From the listing below, pull out the lines that hold "this".
+++ The input +++
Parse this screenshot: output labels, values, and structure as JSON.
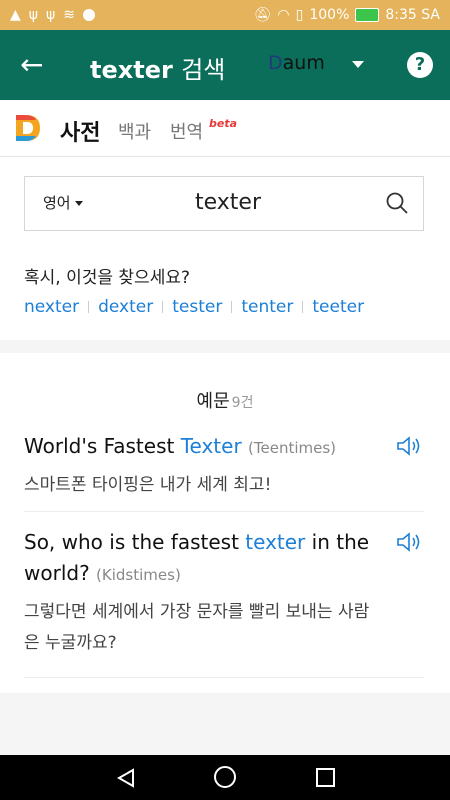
{
  "status_bar": {
    "battery": "100%",
    "time": "8:35 SA",
    "icons": [
      "gallery-icon",
      "usb-icon",
      "usb-icon",
      "signal-icon",
      "dot-icon",
      "mute-icon",
      "wifi-icon",
      "sim-icon",
      "battery-icon"
    ]
  },
  "app_bar": {
    "query_term": "texter",
    "search_label": "검색",
    "provider_d": "D",
    "provider_rest": "aum",
    "help_symbol": "?",
    "back_symbol": "←"
  },
  "dict_tabs": {
    "main": "사전",
    "encyclopedia": "백과",
    "translate": "번역",
    "beta": "beta"
  },
  "search": {
    "language": "영어",
    "query": "texter"
  },
  "suggestions": {
    "title": "혹시, 이것을 찾으세요?",
    "items": [
      "nexter",
      "dexter",
      "tester",
      "tenter",
      "teeter"
    ]
  },
  "examples": {
    "label": "예문",
    "count": "9건",
    "items": [
      {
        "en_before": "World's Fastest ",
        "en_highlight": "Texter",
        "en_after": "",
        "source": "(Teentimes)",
        "ko": "스마트폰 타이핑은 내가 세계 최고!"
      },
      {
        "en_before": "So, who is the fastest ",
        "en_highlight": "texter",
        "en_after": " in the world?",
        "source": "(Kidstimes)",
        "ko": "그렇다면 세계에서 가장 문자를 빨리 보내는 사람은 누굴까요?"
      }
    ]
  },
  "colors": {
    "status_bar": "#e4b35c",
    "app_bar": "#0b6e5a",
    "link": "#1d7fd6",
    "highlight": "#f7ea2a"
  }
}
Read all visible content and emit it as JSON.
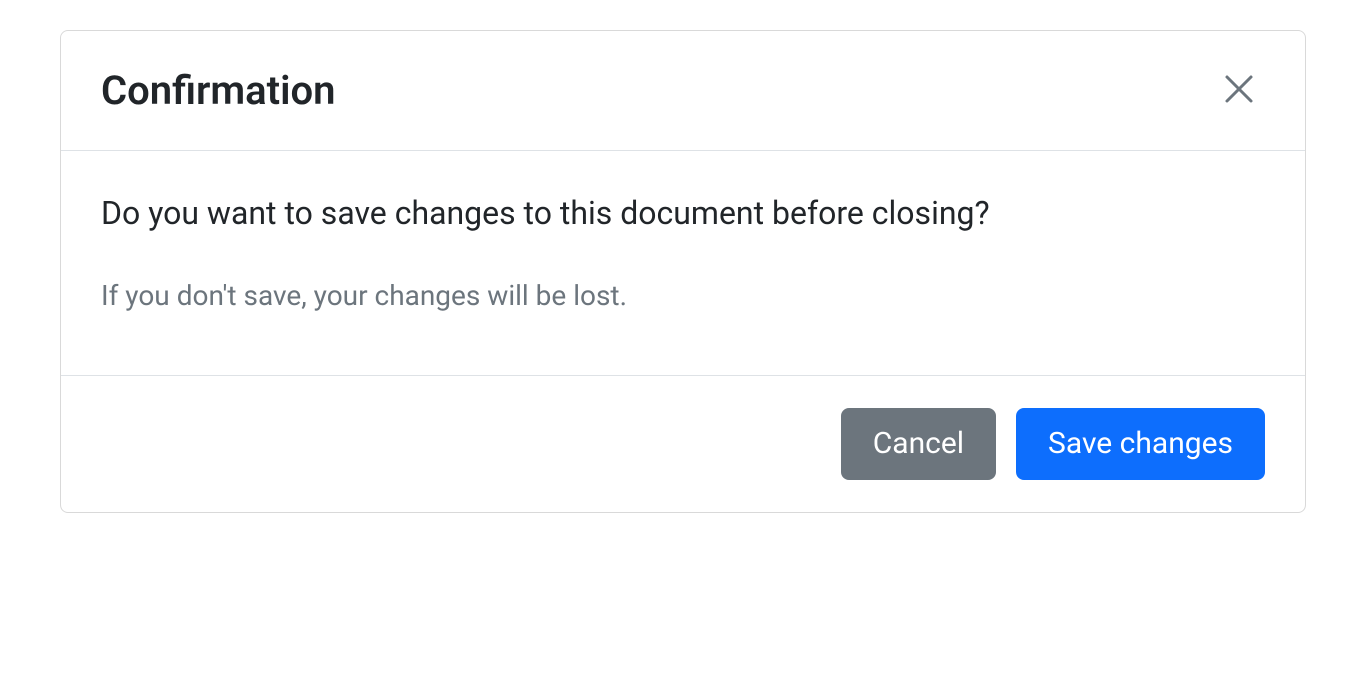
{
  "dialog": {
    "title": "Confirmation",
    "body": {
      "primary": "Do you want to save changes to this document before closing?",
      "secondary": "If you don't save, your changes will be lost."
    },
    "footer": {
      "cancel_label": "Cancel",
      "save_label": "Save changes"
    }
  }
}
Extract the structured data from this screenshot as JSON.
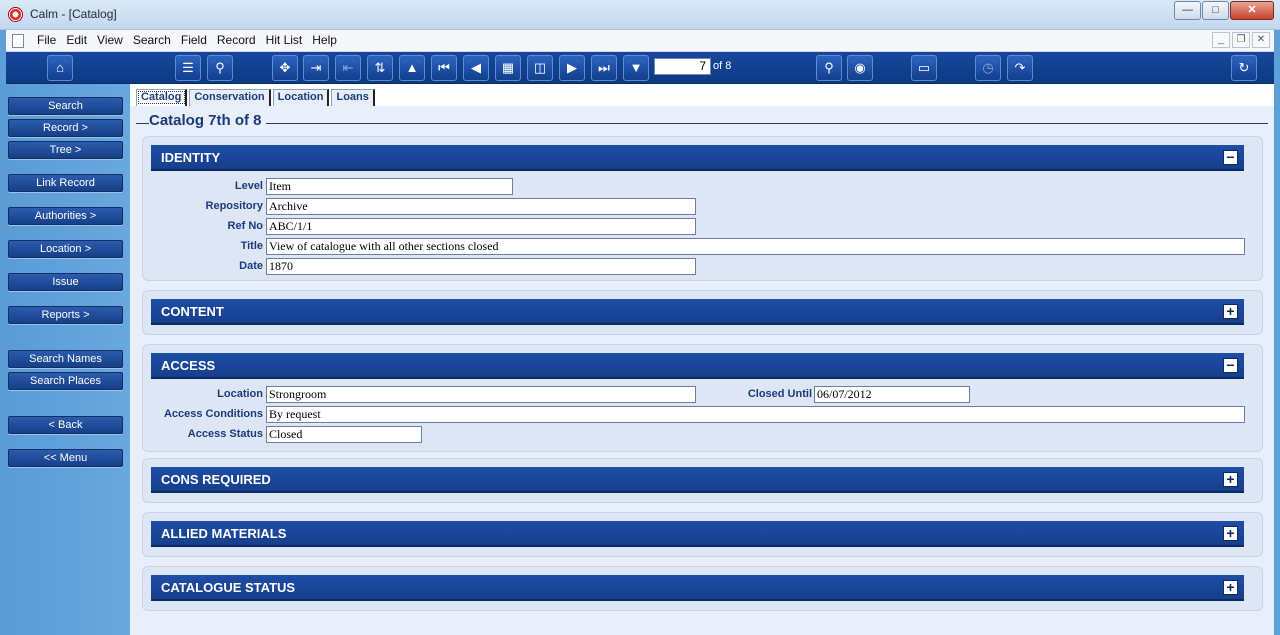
{
  "window": {
    "title": "Calm - [Catalog]"
  },
  "menu": [
    "File",
    "Edit",
    "View",
    "Search",
    "Field",
    "Record",
    "Hit List",
    "Help"
  ],
  "toolbar": {
    "record_number": "7",
    "record_of": "of 8"
  },
  "sidebar": [
    "Search",
    "Record >",
    "Tree >",
    "Link Record",
    "Authorities >",
    "Location >",
    "Issue",
    "Reports >",
    "Search Names",
    "Search Places",
    "< Back",
    "<< Menu"
  ],
  "tabs": [
    "Catalog",
    "Conservation",
    "Location",
    "Loans"
  ],
  "page_title": "Catalog 7th of 8",
  "identity": {
    "title": "IDENTITY",
    "level_label": "Level",
    "level": "Item",
    "repository_label": "Repository",
    "repository": "Archive",
    "refno_label": "Ref No",
    "refno": "ABC/1/1",
    "title_label": "Title",
    "title_value": "View of catalogue with all other sections closed",
    "date_label": "Date",
    "date": "1870"
  },
  "content_section": {
    "title": "CONTENT"
  },
  "access": {
    "title": "ACCESS",
    "location_label": "Location",
    "location": "Strongroom",
    "closed_until_label": "Closed Until",
    "closed_until": "06/07/2012",
    "conditions_label": "Access Conditions",
    "conditions": "By request",
    "status_label": "Access Status",
    "status": "Closed"
  },
  "cons_required": {
    "title": "CONS REQUIRED"
  },
  "allied": {
    "title": "ALLIED MATERIALS"
  },
  "catalogue_status": {
    "title": "CATALOGUE STATUS"
  }
}
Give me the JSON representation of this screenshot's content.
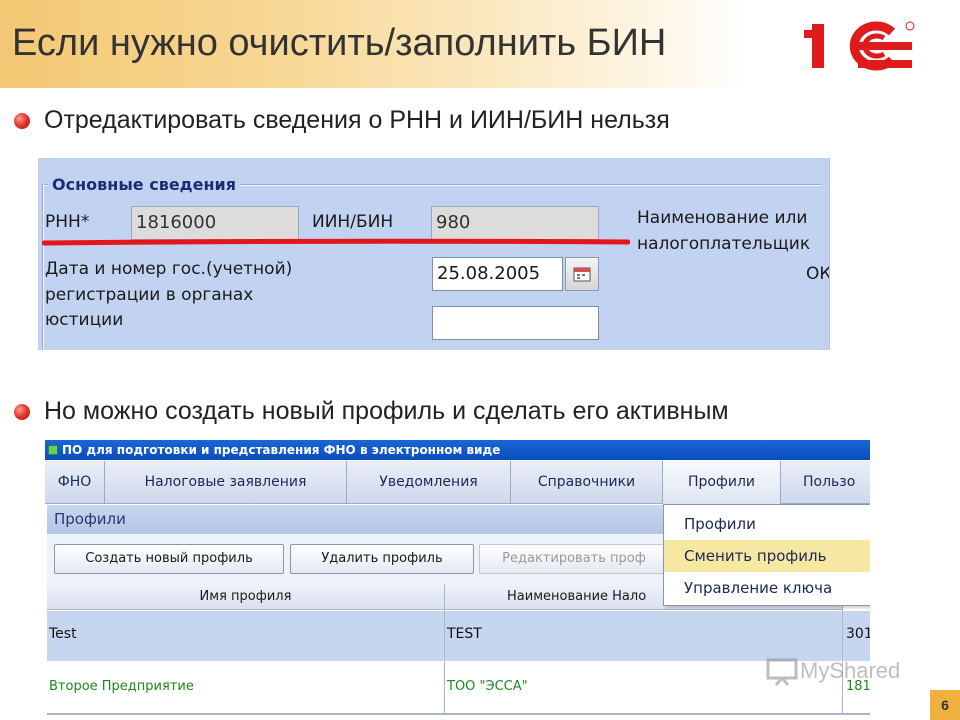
{
  "slide": {
    "title": "Если нужно очистить/заполнить БИН",
    "logo_text": "1С",
    "bullets": [
      "Отредактировать сведения о РНН и ИИН/БИН нельзя",
      "Но можно создать новый профиль и сделать его активным"
    ],
    "page_number": "6",
    "watermark": "MyShared",
    "colors": {
      "accent_orange": "#f0b040",
      "logo_red": "#e01b1b",
      "bullet_red": "#e0332a"
    }
  },
  "screenshot1": {
    "legend": "Основные сведения",
    "rnn_label": "РНН*",
    "rnn_value": "1816000",
    "iin_label": "ИИН/БИН",
    "iin_value": "980",
    "name_label_line1": "Наименование или",
    "name_label_line2": "налогоплательщик",
    "date_label_line1": "Дата и номер гос.(учетной)",
    "date_label_line2": "регистрации в органах",
    "date_label_line3": "юстиции",
    "date_value": "25.08.2005",
    "number_value": "",
    "ok_label": "ОК",
    "calendar_icon": "calendar-icon"
  },
  "screenshot2": {
    "window_title": "ПО для подготовки и представления ФНО в электронном виде",
    "menu": [
      "ФНО",
      "Налоговые заявления",
      "Уведомления",
      "Справочники",
      "Профили",
      "Пользо"
    ],
    "panel_title": "Профили",
    "buttons": {
      "create": "Создать новый профиль",
      "delete": "Удалить профиль",
      "edit": "Редактировать проф"
    },
    "dropdown": [
      "Профили",
      "Сменить профиль",
      "Управление ключа"
    ],
    "columns": [
      "Имя профиля",
      "Наименование Нало"
    ],
    "rows": [
      {
        "name": "Test",
        "org": "TEST",
        "extra": "301"
      },
      {
        "name": "Второе Предприятие",
        "org": "ТОО \"ЭССА\"",
        "extra": "181"
      }
    ]
  }
}
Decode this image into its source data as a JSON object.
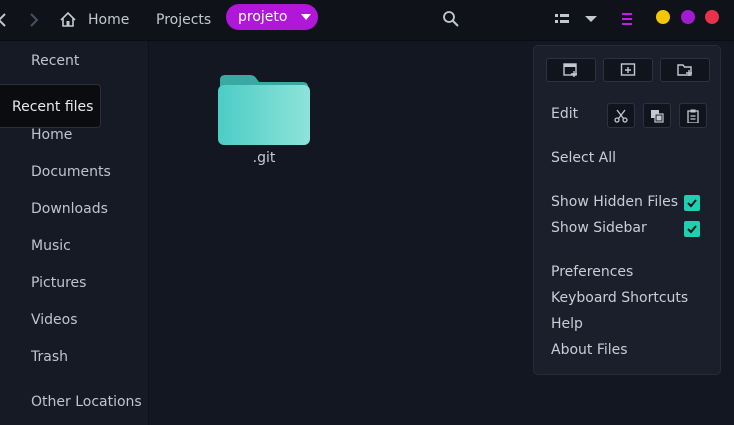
+++
● **Final result**:
Parse this screenshot: output labels, values, and structure as JSON.
      "primary": "Do you want to save changes to this document before closing?",
Extract the structured data from this screenshot as JSON.
Give me the JSON representation of this screenshot's content.
Decode this image into its source data as a JSON object.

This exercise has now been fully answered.